» **PROBLEM REQUIREMENTS**
In the entries below, identify every line with the string "Microsoft" and copy it.
------------
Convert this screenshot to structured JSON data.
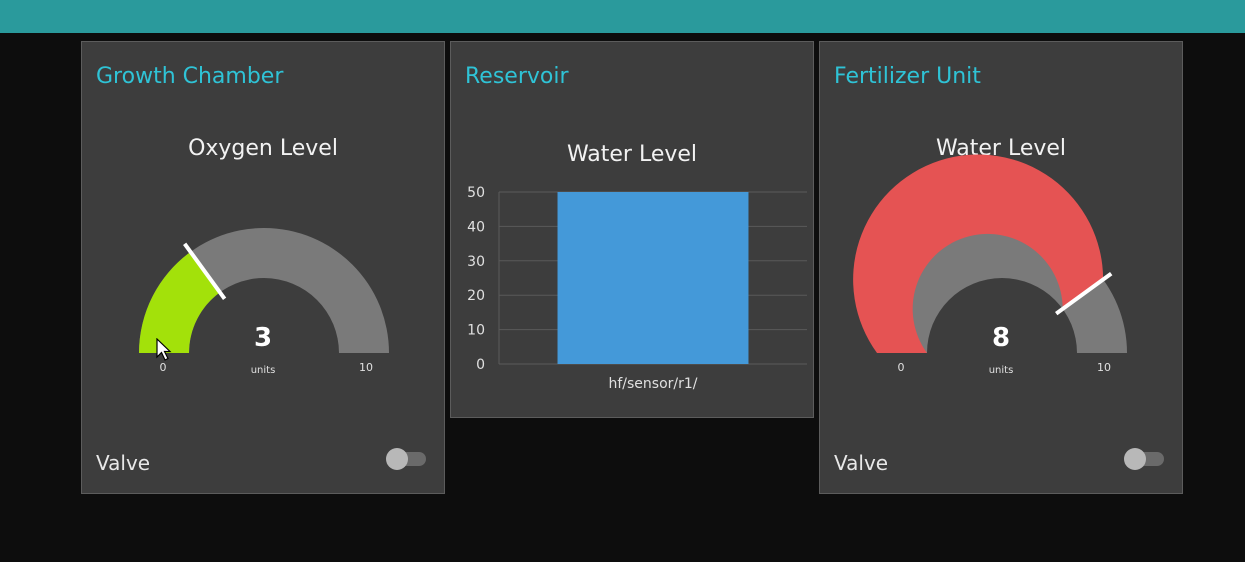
{
  "colors": {
    "header": "#2a9a9c",
    "card_title": "#2fc3d6",
    "oxygen_fill": "#a3e10a",
    "fertilizer_fill": "#e55353",
    "gauge_track": "#7a7a7a",
    "bar_fill": "#4499d9"
  },
  "cards": {
    "growth": {
      "title": "Growth Chamber",
      "gauge": {
        "label": "Oxygen Level",
        "value": 3,
        "units": "units",
        "min": 0,
        "max": 10,
        "min_label": "0",
        "max_label": "10",
        "value_label": "3"
      },
      "valve": {
        "label": "Valve",
        "on": false
      }
    },
    "reservoir": {
      "title": "Reservoir",
      "chart_title": "Water Level"
    },
    "fertilizer": {
      "title": "Fertilizer Unit",
      "gauge": {
        "label": "Water Level",
        "value": 8,
        "units": "units",
        "min": 0,
        "max": 10,
        "min_label": "0",
        "max_label": "10",
        "value_label": "8"
      },
      "valve": {
        "label": "Valve",
        "on": false
      }
    }
  },
  "chart_data": {
    "type": "bar",
    "title": "Water Level",
    "categories": [
      "hf/sensor/r1/"
    ],
    "values": [
      50
    ],
    "ylim": [
      0,
      50
    ],
    "yticks": [
      0,
      10,
      20,
      30,
      40,
      50
    ],
    "xlabel": "",
    "ylabel": "",
    "grid": true
  }
}
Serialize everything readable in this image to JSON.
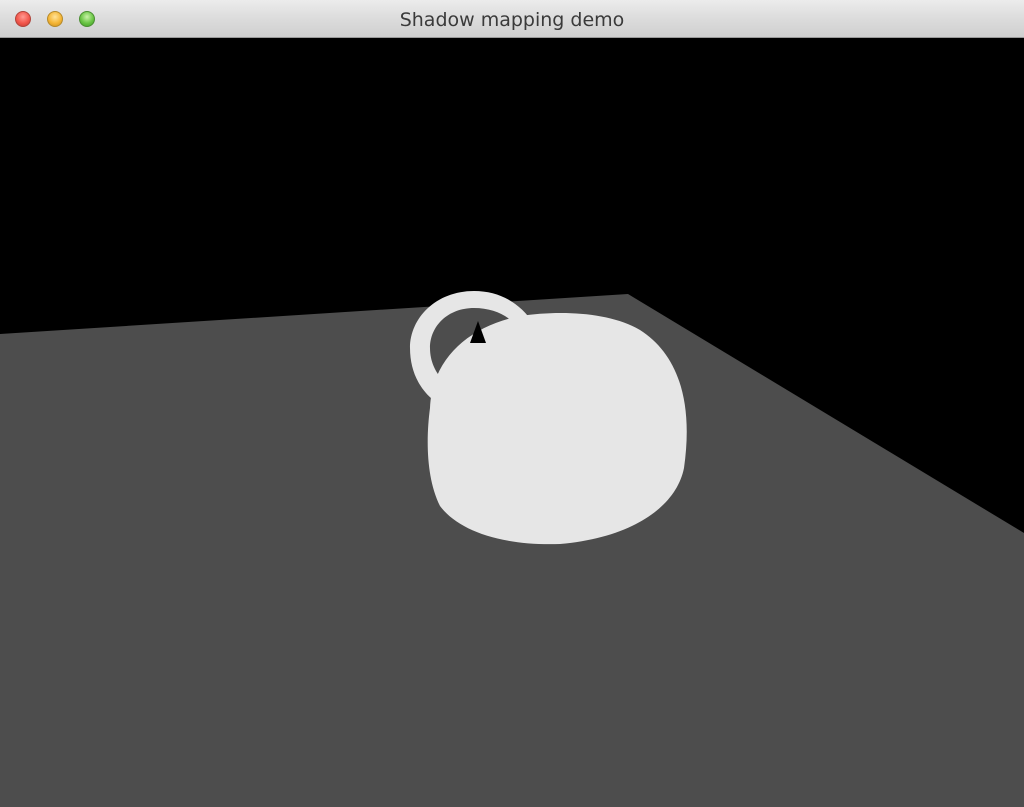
{
  "window": {
    "title": "Shadow mapping demo",
    "controls": [
      {
        "name": "close",
        "color": "#f2574c"
      },
      {
        "name": "minimize",
        "color": "#f5b636"
      },
      {
        "name": "zoom",
        "color": "#6ac545"
      }
    ]
  },
  "scene": {
    "background_color": "#000000",
    "ground_plane_color": "#4d4d4d",
    "teapot_color": "#e6e6e6"
  }
}
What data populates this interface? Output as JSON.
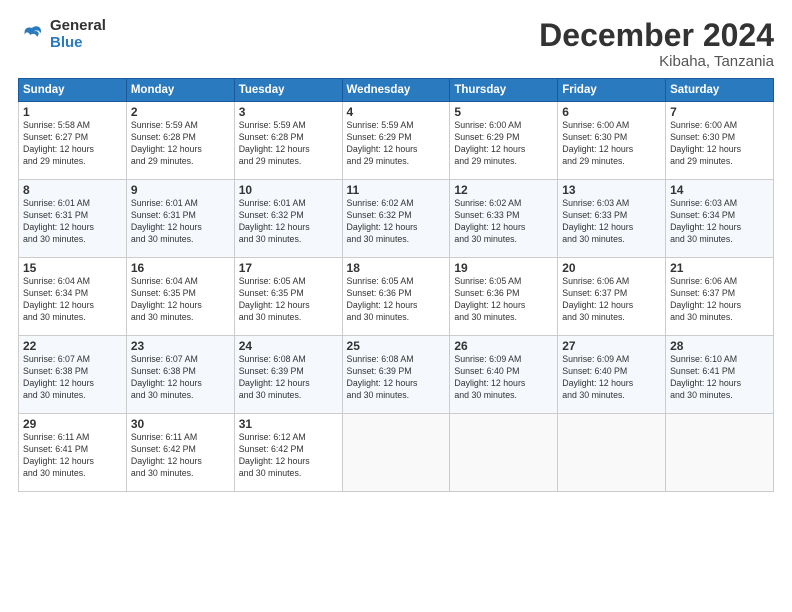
{
  "logo": {
    "general": "General",
    "blue": "Blue"
  },
  "title": {
    "month_year": "December 2024",
    "location": "Kibaha, Tanzania"
  },
  "days_of_week": [
    "Sunday",
    "Monday",
    "Tuesday",
    "Wednesday",
    "Thursday",
    "Friday",
    "Saturday"
  ],
  "weeks": [
    [
      {
        "day": "1",
        "info": "Sunrise: 5:58 AM\nSunset: 6:27 PM\nDaylight: 12 hours\nand 29 minutes."
      },
      {
        "day": "2",
        "info": "Sunrise: 5:59 AM\nSunset: 6:28 PM\nDaylight: 12 hours\nand 29 minutes."
      },
      {
        "day": "3",
        "info": "Sunrise: 5:59 AM\nSunset: 6:28 PM\nDaylight: 12 hours\nand 29 minutes."
      },
      {
        "day": "4",
        "info": "Sunrise: 5:59 AM\nSunset: 6:29 PM\nDaylight: 12 hours\nand 29 minutes."
      },
      {
        "day": "5",
        "info": "Sunrise: 6:00 AM\nSunset: 6:29 PM\nDaylight: 12 hours\nand 29 minutes."
      },
      {
        "day": "6",
        "info": "Sunrise: 6:00 AM\nSunset: 6:30 PM\nDaylight: 12 hours\nand 29 minutes."
      },
      {
        "day": "7",
        "info": "Sunrise: 6:00 AM\nSunset: 6:30 PM\nDaylight: 12 hours\nand 29 minutes."
      }
    ],
    [
      {
        "day": "8",
        "info": "Sunrise: 6:01 AM\nSunset: 6:31 PM\nDaylight: 12 hours\nand 30 minutes."
      },
      {
        "day": "9",
        "info": "Sunrise: 6:01 AM\nSunset: 6:31 PM\nDaylight: 12 hours\nand 30 minutes."
      },
      {
        "day": "10",
        "info": "Sunrise: 6:01 AM\nSunset: 6:32 PM\nDaylight: 12 hours\nand 30 minutes."
      },
      {
        "day": "11",
        "info": "Sunrise: 6:02 AM\nSunset: 6:32 PM\nDaylight: 12 hours\nand 30 minutes."
      },
      {
        "day": "12",
        "info": "Sunrise: 6:02 AM\nSunset: 6:33 PM\nDaylight: 12 hours\nand 30 minutes."
      },
      {
        "day": "13",
        "info": "Sunrise: 6:03 AM\nSunset: 6:33 PM\nDaylight: 12 hours\nand 30 minutes."
      },
      {
        "day": "14",
        "info": "Sunrise: 6:03 AM\nSunset: 6:34 PM\nDaylight: 12 hours\nand 30 minutes."
      }
    ],
    [
      {
        "day": "15",
        "info": "Sunrise: 6:04 AM\nSunset: 6:34 PM\nDaylight: 12 hours\nand 30 minutes."
      },
      {
        "day": "16",
        "info": "Sunrise: 6:04 AM\nSunset: 6:35 PM\nDaylight: 12 hours\nand 30 minutes."
      },
      {
        "day": "17",
        "info": "Sunrise: 6:05 AM\nSunset: 6:35 PM\nDaylight: 12 hours\nand 30 minutes."
      },
      {
        "day": "18",
        "info": "Sunrise: 6:05 AM\nSunset: 6:36 PM\nDaylight: 12 hours\nand 30 minutes."
      },
      {
        "day": "19",
        "info": "Sunrise: 6:05 AM\nSunset: 6:36 PM\nDaylight: 12 hours\nand 30 minutes."
      },
      {
        "day": "20",
        "info": "Sunrise: 6:06 AM\nSunset: 6:37 PM\nDaylight: 12 hours\nand 30 minutes."
      },
      {
        "day": "21",
        "info": "Sunrise: 6:06 AM\nSunset: 6:37 PM\nDaylight: 12 hours\nand 30 minutes."
      }
    ],
    [
      {
        "day": "22",
        "info": "Sunrise: 6:07 AM\nSunset: 6:38 PM\nDaylight: 12 hours\nand 30 minutes."
      },
      {
        "day": "23",
        "info": "Sunrise: 6:07 AM\nSunset: 6:38 PM\nDaylight: 12 hours\nand 30 minutes."
      },
      {
        "day": "24",
        "info": "Sunrise: 6:08 AM\nSunset: 6:39 PM\nDaylight: 12 hours\nand 30 minutes."
      },
      {
        "day": "25",
        "info": "Sunrise: 6:08 AM\nSunset: 6:39 PM\nDaylight: 12 hours\nand 30 minutes."
      },
      {
        "day": "26",
        "info": "Sunrise: 6:09 AM\nSunset: 6:40 PM\nDaylight: 12 hours\nand 30 minutes."
      },
      {
        "day": "27",
        "info": "Sunrise: 6:09 AM\nSunset: 6:40 PM\nDaylight: 12 hours\nand 30 minutes."
      },
      {
        "day": "28",
        "info": "Sunrise: 6:10 AM\nSunset: 6:41 PM\nDaylight: 12 hours\nand 30 minutes."
      }
    ],
    [
      {
        "day": "29",
        "info": "Sunrise: 6:11 AM\nSunset: 6:41 PM\nDaylight: 12 hours\nand 30 minutes."
      },
      {
        "day": "30",
        "info": "Sunrise: 6:11 AM\nSunset: 6:42 PM\nDaylight: 12 hours\nand 30 minutes."
      },
      {
        "day": "31",
        "info": "Sunrise: 6:12 AM\nSunset: 6:42 PM\nDaylight: 12 hours\nand 30 minutes."
      },
      {
        "day": "",
        "info": ""
      },
      {
        "day": "",
        "info": ""
      },
      {
        "day": "",
        "info": ""
      },
      {
        "day": "",
        "info": ""
      }
    ]
  ]
}
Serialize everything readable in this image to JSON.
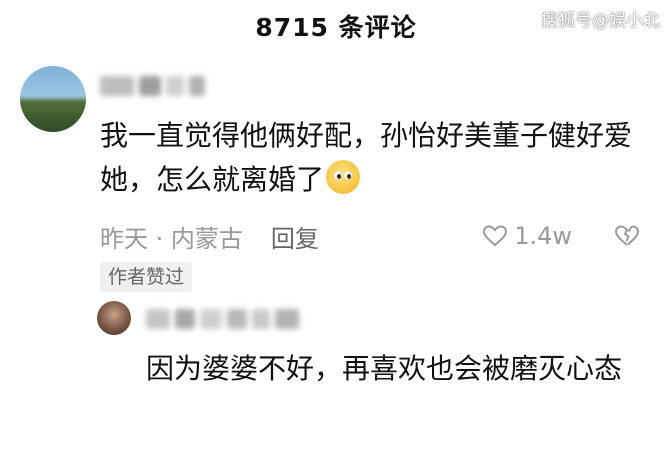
{
  "header": {
    "title": "8715 条评论"
  },
  "watermark": "搜狐号@娱小北",
  "comment": {
    "text": "我一直觉得他俩好配，孙怡好美董子健好爱她，怎么就离婚了",
    "emoji_icon": "pleading-face-icon",
    "time_location": "昨天 · 内蒙古",
    "reply_label": "回复",
    "likes": "1.4w",
    "author_liked_tag": "作者赞过"
  },
  "reply": {
    "text": "因为婆婆不好，再喜欢也会被磨灭心态"
  }
}
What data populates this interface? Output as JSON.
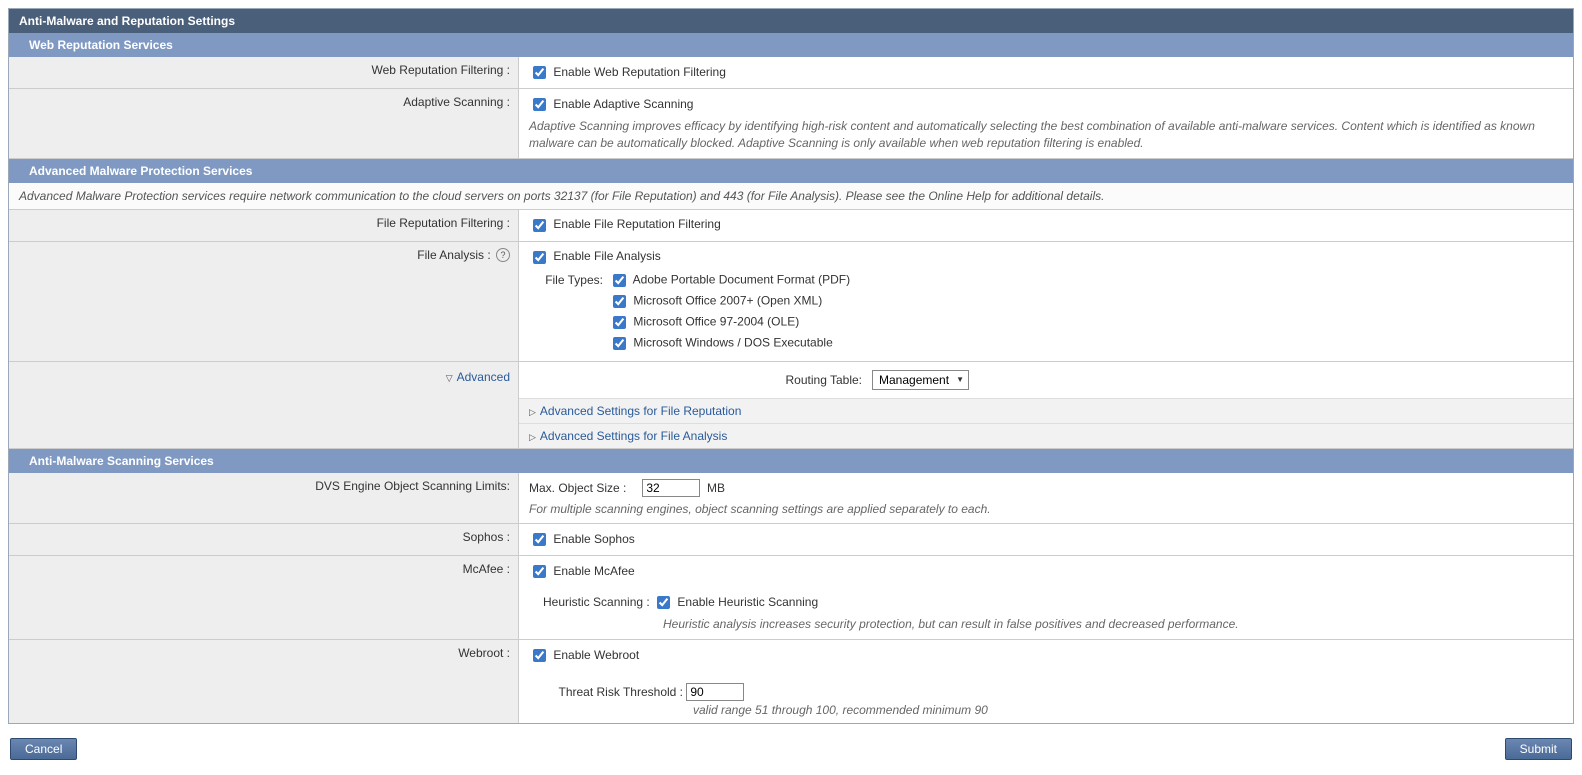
{
  "title": "Anti-Malware and Reputation Settings",
  "sections": {
    "wrs": {
      "header": "Web Reputation Services",
      "webRepFilter": {
        "label": "Web Reputation Filtering :",
        "cbLabel": "Enable Web Reputation Filtering"
      },
      "adaptive": {
        "label": "Adaptive Scanning :",
        "cbLabel": "Enable Adaptive Scanning",
        "hint": "Adaptive Scanning improves efficacy by identifying high-risk content and automatically selecting the best combination of available anti-malware services. Content which is identified as known malware can be automatically blocked. Adaptive Scanning is only available when web reputation filtering is enabled."
      }
    },
    "amps": {
      "header": "Advanced Malware Protection Services",
      "note": "Advanced Malware Protection services require network communication to the cloud servers on ports 32137 (for File Reputation) and 443 (for File Analysis). Please see the Online Help for additional details.",
      "fileRep": {
        "label": "File Reputation Filtering :",
        "cbLabel": "Enable File Reputation Filtering"
      },
      "fileAnalysis": {
        "label": "File Analysis :",
        "cbLabel": "Enable File Analysis",
        "ftLabel": "File Types:",
        "types": [
          "Adobe Portable Document Format (PDF)",
          "Microsoft Office 2007+ (Open XML)",
          "Microsoft Office 97-2004 (OLE)",
          "Microsoft Windows / DOS Executable"
        ]
      },
      "advanced": {
        "label": "Advanced",
        "routingLabel": "Routing Table:",
        "routingValue": "Management",
        "link1": "Advanced Settings for File Reputation",
        "link2": "Advanced Settings for File Analysis"
      }
    },
    "amss": {
      "header": "Anti-Malware Scanning Services",
      "dvs": {
        "label": "DVS Engine Object Scanning Limits:",
        "maxObjLabel": "Max. Object Size :",
        "maxObjValue": "32",
        "unit": "MB",
        "hint": "For multiple scanning engines, object scanning settings are applied separately to each."
      },
      "sophos": {
        "label": "Sophos :",
        "cbLabel": "Enable Sophos"
      },
      "mcafee": {
        "label": "McAfee :",
        "cbLabel": "Enable McAfee",
        "heurLabel": "Heuristic Scanning :",
        "heurCbLabel": "Enable Heuristic Scanning",
        "heurHint": "Heuristic analysis increases security protection, but can result in false positives and decreased performance."
      },
      "webroot": {
        "label": "Webroot :",
        "cbLabel": "Enable Webroot",
        "thrLabel": "Threat Risk Threshold :",
        "thrValue": "90",
        "thrHint": "valid range 51 through 100, recommended minimum 90"
      }
    }
  },
  "buttons": {
    "cancel": "Cancel",
    "submit": "Submit"
  }
}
------------
» **THE ANSWER**
          "Microsoft Office 2007+ (Open XML)",
          "Microsoft Office 97-2004 (OLE)",
          "Microsoft Windows / DOS Executable"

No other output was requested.